▶ **Description of the task**: Find every line in the records below that contains the word "salive", and copy each such line.

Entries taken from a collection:
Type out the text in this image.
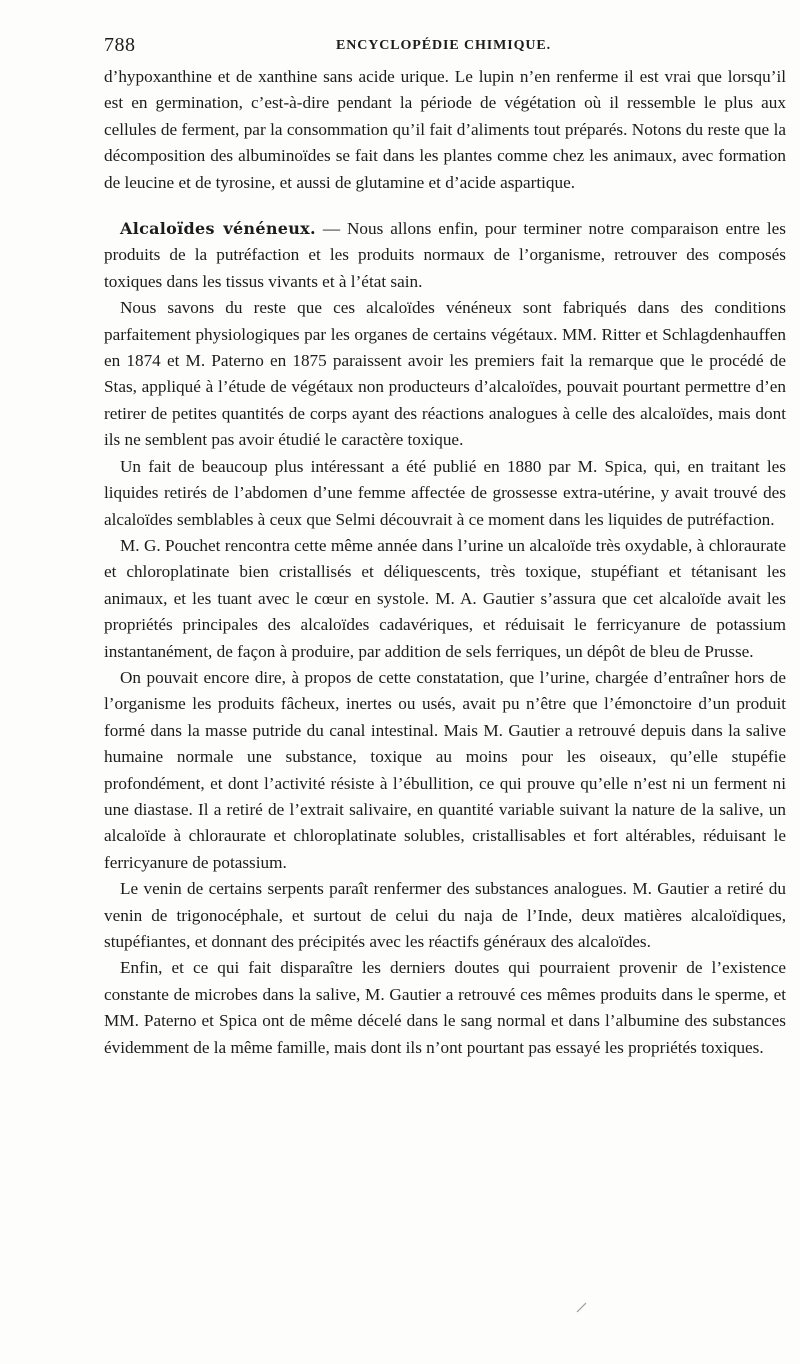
788	ENCYCLOPÉDIE CHIMIQUE.

d’hypoxanthine et de xanthine sans acide urique. Le lupin n’en renferme il est vrai que lorsqu’il est en germination, c’est-à-dire pendant la période de végétation où il ressemble le plus aux cellules de ferment, par la consommation qu’il fait d’aliments tout préparés. Notons du reste que la décomposition des albuminoïdes se fait dans les plantes comme chez les animaux, avec formation de leucine et de tyrosine, et aussi de glutamine et d’acide aspartique.

Alcaloïdes vénéneux. — Nous allons enfin, pour terminer notre comparaison entre les produits de la putréfaction et les produits normaux de l’organisme, retrouver des composés toxiques dans les tissus vivants et à l’état sain.

Nous savons du reste que ces alcaloïdes vénéneux sont fabriqués dans des conditions parfaitement physiologiques par les organes de certains végétaux. MM. Ritter et Schlagdenhauffen en 1874 et M. Paterno en 1875 paraissent avoir les premiers fait la remarque que le procédé de Stas, appliqué à l’étude de végétaux non producteurs d’alcaloïdes, pouvait pourtant permettre d’en retirer de petites quantités de corps ayant des réactions analogues à celle des alcaloïdes, mais dont ils ne semblent pas avoir étudié le caractère toxique.

Un fait de beaucoup plus intéressant a été publié en 1880 par M. Spica, qui, en traitant les liquides retirés de l’abdomen d’une femme affectée de grossesse extra-utérine, y avait trouvé des alcaloïdes semblables à ceux que Selmi découvrait à ce moment dans les liquides de putréfaction.

M. G. Pouchet rencontra cette même année dans l’urine un alcaloïde très oxydable, à chloraurate et chloroplatinate bien cristallisés et déliquescents, très toxique, stupéfiant et tétanisant les animaux, et les tuant avec le cœur en systole. M. A. Gautier s’assura que cet alcaloïde avait les propriétés principales des alcaloïdes cadavériques, et réduisait le ferricyanure de potassium instantanément, de façon à produire, par addition de sels ferriques, un dépôt de bleu de Prusse.

On pouvait encore dire, à propos de cette constatation, que l’urine, chargée d’entraîner hors de l’organisme les produits fâcheux, inertes ou usés, avait pu n’être que l’émonctoire d’un produit formé dans la masse putride du canal intestinal. Mais M. Gautier a retrouvé depuis dans la salive humaine normale une substance, toxique au moins pour les oiseaux, qu’elle stupéfie profondément, et dont l’activité résiste à l’ébullition, ce qui prouve qu’elle n’est ni un ferment ni une diastase. Il a retiré de l’extrait salivaire, en quantité variable suivant la nature de la salive, un alcaloïde à chloraurate et chloroplatinate solubles, cristallisables et fort altérables, réduisant le ferricyanure de potassium.

Le venin de certains serpents paraît renfermer des substances analogues. M. Gautier a retiré du venin de trigonocéphale, et surtout de celui du naja de l’Inde, deux matières alcaloïdiques, stupéfiantes, et donnant des précipités avec les réactifs généraux des alcaloïdes.

Enfin, et ce qui fait disparaître les derniers doutes qui pourraient provenir de l’existence constante de microbes dans la salive, M. Gautier a retrouvé ces mêmes produits dans le sperme, et MM. Paterno et Spica ont de même décelé dans le sang normal et dans l’albumine des substances évidemment de la même famille, mais dont ils n’ont pourtant pas essayé les propriétés toxiques.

▶ **Written response**:
On pouvait encore dire, à propos de cette constatation, que l’urine, chargée d’entraîner hors de l’organisme les produits fâcheux, inertes ou usés, avait pu n’être que l’émonctoire d’un produit formé dans la masse putride du canal intestinal. Mais M. Gautier a retrouvé depuis dans la salive humaine normale une substance, toxique au moins pour les oiseaux, qu’elle stupéfie profondément, et dont l’activité résiste à l’ébullition, ce qui prouve qu’elle n’est ni un ferment ni une diastase. Il a retiré de l’extrait salivaire, en quantité variable suivant la nature de la salive, un alcaloïde à chloraurate et chloroplatinate solubles, cristallisables et fort altérables, réduisant le ferricyanure de potassium.
Enfin, et ce qui fait disparaître les derniers doutes qui pourraient provenir de l’existence constante de microbes dans la salive, M. Gautier a retrouvé ces mêmes produits dans le sperme, et MM. Paterno et Spica ont de même décelé dans le sang normal et dans l’albumine des substances évidemment de la même famille, mais dont ils n’ont pourtant pas essayé les propriétés toxiques.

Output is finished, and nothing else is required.